--- Start Exercise data ---

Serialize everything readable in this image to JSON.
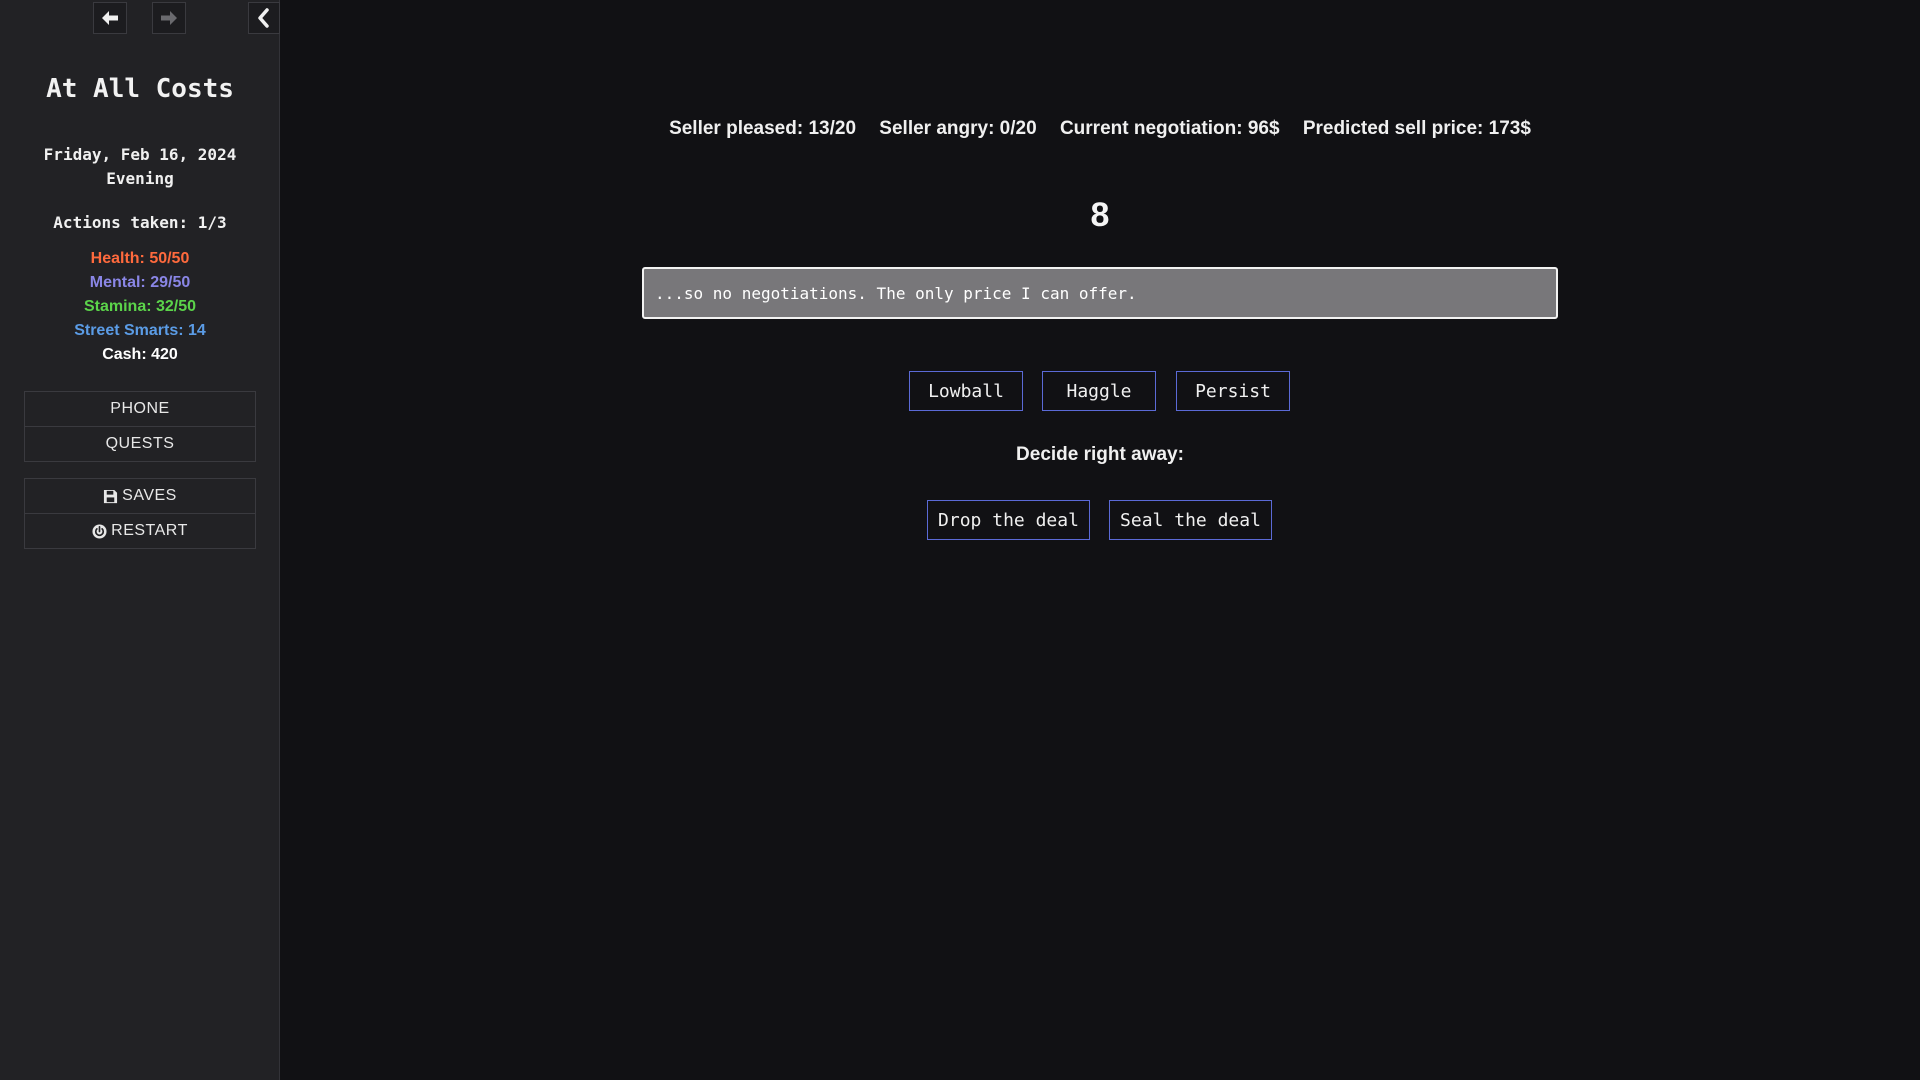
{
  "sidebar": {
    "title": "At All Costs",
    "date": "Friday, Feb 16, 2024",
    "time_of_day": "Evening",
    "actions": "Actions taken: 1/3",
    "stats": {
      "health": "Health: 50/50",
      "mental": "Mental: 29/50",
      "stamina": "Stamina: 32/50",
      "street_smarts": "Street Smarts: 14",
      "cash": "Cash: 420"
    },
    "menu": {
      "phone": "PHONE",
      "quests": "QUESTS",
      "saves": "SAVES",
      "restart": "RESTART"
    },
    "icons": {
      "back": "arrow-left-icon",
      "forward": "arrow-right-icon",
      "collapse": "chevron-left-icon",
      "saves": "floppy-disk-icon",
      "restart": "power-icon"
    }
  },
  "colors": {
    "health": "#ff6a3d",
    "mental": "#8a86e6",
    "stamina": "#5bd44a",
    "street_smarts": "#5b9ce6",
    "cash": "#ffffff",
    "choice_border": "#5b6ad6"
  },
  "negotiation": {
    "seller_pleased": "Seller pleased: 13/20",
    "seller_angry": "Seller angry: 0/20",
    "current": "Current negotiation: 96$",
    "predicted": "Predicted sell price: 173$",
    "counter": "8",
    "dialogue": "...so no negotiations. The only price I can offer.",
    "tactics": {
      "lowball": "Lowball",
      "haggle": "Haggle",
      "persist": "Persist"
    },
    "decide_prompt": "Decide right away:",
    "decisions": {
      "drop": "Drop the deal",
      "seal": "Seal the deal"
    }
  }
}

--- End Exercise data ---

-- What you will do --
Return all the lines that contain the string "left".

-- Task answer --
      "back": "arrow-left-icon",
      "collapse": "chevron-left-icon",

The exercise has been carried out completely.